▶ WORK TO COMPLETE:
Copy out, from the entries below, each line holding the string "major".

▶ MATERIAL FOR THE TASK:
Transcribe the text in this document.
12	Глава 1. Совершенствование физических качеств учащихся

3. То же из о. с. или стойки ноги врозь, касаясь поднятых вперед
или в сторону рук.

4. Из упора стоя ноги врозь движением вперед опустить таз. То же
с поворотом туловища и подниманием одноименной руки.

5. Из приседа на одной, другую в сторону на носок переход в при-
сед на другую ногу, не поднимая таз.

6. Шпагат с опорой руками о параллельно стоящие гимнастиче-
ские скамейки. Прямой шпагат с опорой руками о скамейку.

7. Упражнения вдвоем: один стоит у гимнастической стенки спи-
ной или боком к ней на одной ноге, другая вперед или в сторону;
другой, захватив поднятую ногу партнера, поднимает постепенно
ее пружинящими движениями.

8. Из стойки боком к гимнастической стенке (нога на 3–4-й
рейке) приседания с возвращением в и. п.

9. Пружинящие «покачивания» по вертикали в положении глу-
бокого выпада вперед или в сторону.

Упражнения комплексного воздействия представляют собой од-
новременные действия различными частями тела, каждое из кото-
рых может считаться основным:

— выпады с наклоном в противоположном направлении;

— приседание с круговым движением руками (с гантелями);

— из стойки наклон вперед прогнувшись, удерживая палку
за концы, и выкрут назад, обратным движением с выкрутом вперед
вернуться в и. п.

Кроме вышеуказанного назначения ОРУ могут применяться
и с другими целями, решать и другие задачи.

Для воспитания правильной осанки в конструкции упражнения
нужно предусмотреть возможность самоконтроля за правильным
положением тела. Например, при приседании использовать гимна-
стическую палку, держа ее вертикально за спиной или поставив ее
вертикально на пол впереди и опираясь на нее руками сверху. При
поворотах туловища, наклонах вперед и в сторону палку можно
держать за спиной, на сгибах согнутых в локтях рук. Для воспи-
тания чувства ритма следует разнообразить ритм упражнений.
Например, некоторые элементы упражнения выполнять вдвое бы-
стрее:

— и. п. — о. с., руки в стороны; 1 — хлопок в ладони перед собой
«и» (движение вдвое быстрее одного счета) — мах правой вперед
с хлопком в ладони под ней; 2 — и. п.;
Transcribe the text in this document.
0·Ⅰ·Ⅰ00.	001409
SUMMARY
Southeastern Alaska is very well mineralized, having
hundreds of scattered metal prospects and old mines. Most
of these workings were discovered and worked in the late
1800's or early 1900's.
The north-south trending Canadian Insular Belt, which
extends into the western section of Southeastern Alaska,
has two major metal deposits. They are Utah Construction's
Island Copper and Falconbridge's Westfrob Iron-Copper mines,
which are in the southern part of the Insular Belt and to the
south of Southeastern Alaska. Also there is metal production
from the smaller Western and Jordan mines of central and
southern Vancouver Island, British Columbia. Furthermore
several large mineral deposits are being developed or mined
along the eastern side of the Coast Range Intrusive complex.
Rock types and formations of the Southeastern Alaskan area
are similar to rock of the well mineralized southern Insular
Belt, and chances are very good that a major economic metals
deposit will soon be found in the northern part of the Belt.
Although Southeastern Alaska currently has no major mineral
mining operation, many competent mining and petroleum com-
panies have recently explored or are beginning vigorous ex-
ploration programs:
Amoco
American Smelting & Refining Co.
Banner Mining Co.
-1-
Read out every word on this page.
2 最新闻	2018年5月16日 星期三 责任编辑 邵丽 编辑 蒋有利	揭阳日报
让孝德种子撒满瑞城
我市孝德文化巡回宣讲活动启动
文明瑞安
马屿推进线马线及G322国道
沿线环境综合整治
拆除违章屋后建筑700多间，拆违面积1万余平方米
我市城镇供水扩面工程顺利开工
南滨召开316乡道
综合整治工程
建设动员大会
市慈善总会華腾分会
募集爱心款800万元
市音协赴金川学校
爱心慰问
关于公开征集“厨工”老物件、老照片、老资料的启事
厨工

▶ SOLUTION TO THE EXERCISE:
has two major metal deposits. They are Utah Construction's
Belt, and chances are very good that a major economic metals
Although Southeastern Alaska currently has no major mineral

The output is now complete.